Look over the lines below. Report each one that includes the string "this".

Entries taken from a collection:
[start]

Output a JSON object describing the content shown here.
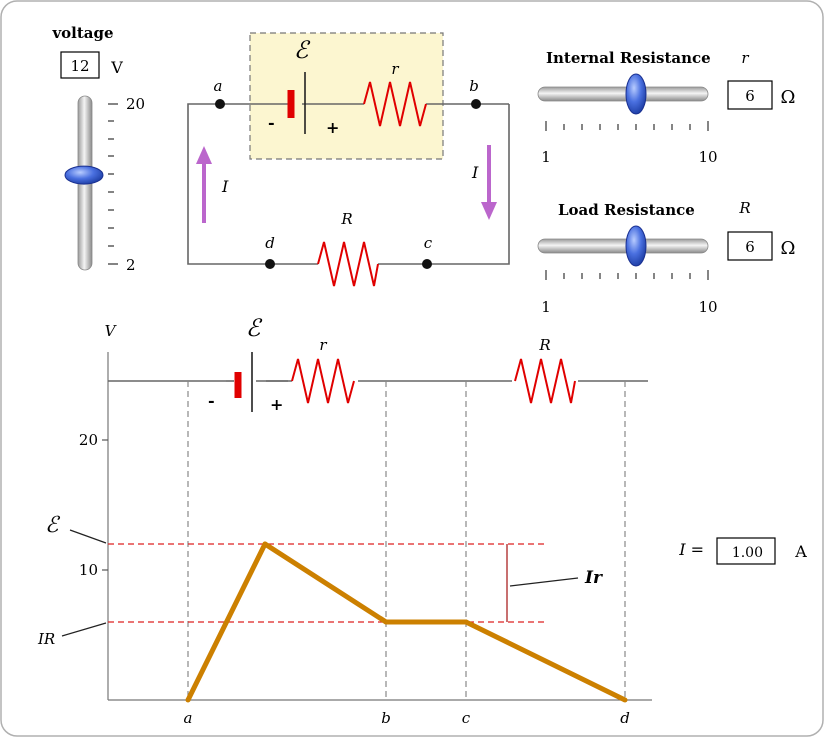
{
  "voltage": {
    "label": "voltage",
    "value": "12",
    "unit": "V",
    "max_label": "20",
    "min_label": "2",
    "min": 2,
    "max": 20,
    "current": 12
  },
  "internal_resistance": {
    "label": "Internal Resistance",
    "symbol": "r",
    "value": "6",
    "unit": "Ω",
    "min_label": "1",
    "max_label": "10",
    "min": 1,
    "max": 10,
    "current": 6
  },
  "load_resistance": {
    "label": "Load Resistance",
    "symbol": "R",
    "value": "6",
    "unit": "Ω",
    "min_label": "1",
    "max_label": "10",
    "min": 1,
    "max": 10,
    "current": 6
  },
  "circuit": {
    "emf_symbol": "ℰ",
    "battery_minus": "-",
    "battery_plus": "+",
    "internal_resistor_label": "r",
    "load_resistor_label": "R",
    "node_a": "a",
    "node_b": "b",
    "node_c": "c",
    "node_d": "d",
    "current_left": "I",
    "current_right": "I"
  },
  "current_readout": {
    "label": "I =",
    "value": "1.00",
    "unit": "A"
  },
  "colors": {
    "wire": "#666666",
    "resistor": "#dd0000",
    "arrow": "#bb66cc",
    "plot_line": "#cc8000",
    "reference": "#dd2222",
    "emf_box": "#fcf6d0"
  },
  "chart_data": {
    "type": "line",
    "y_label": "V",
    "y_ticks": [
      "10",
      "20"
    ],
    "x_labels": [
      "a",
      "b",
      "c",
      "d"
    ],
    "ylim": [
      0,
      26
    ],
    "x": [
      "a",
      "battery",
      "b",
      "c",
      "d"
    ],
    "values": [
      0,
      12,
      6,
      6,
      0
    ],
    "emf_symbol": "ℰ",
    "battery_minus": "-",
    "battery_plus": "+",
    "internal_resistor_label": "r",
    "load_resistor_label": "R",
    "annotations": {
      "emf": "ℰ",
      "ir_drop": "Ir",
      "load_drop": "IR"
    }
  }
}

[end]
[start]

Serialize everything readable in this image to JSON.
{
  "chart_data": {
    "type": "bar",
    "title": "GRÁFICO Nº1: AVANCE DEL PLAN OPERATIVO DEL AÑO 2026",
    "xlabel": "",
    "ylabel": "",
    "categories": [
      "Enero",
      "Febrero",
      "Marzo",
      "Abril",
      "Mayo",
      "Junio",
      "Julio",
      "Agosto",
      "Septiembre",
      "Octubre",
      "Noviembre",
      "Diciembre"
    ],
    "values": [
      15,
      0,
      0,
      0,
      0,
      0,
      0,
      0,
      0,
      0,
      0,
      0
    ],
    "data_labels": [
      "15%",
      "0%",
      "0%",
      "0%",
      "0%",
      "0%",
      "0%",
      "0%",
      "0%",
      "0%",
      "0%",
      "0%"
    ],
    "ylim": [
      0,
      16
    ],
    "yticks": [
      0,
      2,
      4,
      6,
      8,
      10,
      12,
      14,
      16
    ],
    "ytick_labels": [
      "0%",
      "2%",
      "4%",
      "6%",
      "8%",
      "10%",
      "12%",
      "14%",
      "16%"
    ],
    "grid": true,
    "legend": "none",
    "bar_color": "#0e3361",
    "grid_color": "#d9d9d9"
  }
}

[end]
[start]

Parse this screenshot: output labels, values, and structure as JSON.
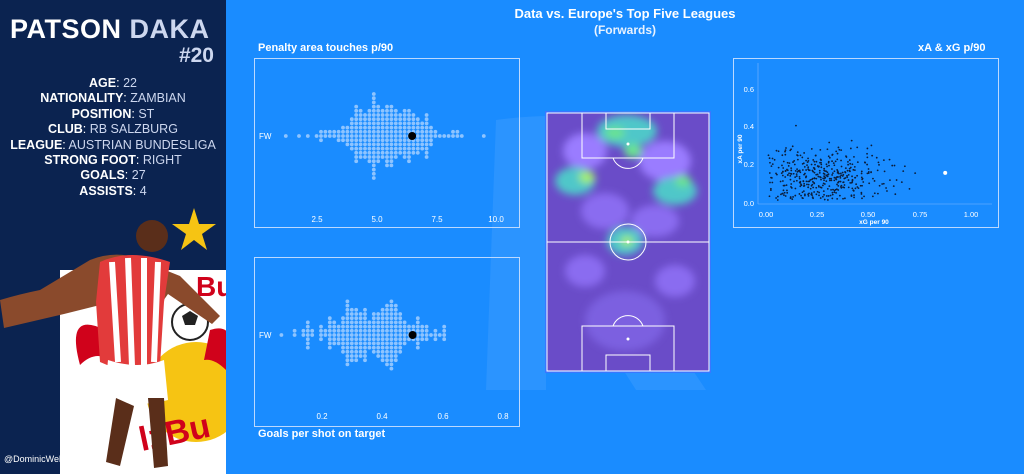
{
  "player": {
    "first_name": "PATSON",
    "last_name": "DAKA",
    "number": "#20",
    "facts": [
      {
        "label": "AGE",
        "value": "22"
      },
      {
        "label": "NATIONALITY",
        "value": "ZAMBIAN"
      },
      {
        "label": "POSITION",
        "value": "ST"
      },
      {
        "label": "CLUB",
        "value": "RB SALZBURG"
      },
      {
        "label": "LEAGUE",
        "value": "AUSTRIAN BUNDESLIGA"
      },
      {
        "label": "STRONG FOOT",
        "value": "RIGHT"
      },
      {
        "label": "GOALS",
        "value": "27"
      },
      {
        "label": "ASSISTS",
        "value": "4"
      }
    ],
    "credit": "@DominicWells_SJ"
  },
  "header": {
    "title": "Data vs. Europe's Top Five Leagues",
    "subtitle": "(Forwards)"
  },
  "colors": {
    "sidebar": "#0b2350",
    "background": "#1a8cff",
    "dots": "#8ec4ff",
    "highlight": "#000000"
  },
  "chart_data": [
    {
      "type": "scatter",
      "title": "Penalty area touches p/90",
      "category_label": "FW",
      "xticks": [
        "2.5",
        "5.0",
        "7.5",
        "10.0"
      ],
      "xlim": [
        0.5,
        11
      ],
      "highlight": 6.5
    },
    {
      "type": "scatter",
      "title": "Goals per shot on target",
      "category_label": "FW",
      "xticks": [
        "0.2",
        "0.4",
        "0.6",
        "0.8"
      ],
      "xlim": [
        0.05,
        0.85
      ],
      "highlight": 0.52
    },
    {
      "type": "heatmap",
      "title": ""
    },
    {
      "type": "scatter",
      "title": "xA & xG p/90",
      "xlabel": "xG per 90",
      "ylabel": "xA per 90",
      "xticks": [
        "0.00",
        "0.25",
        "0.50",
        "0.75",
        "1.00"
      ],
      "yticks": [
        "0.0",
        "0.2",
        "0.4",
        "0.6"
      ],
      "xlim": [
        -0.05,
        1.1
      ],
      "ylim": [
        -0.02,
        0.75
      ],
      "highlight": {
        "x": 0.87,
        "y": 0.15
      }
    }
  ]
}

[end]

▶ _Answer_:
Serialize everything readable in this image to JSON.
Parse this screenshot: output labels, values, and structure as JSON.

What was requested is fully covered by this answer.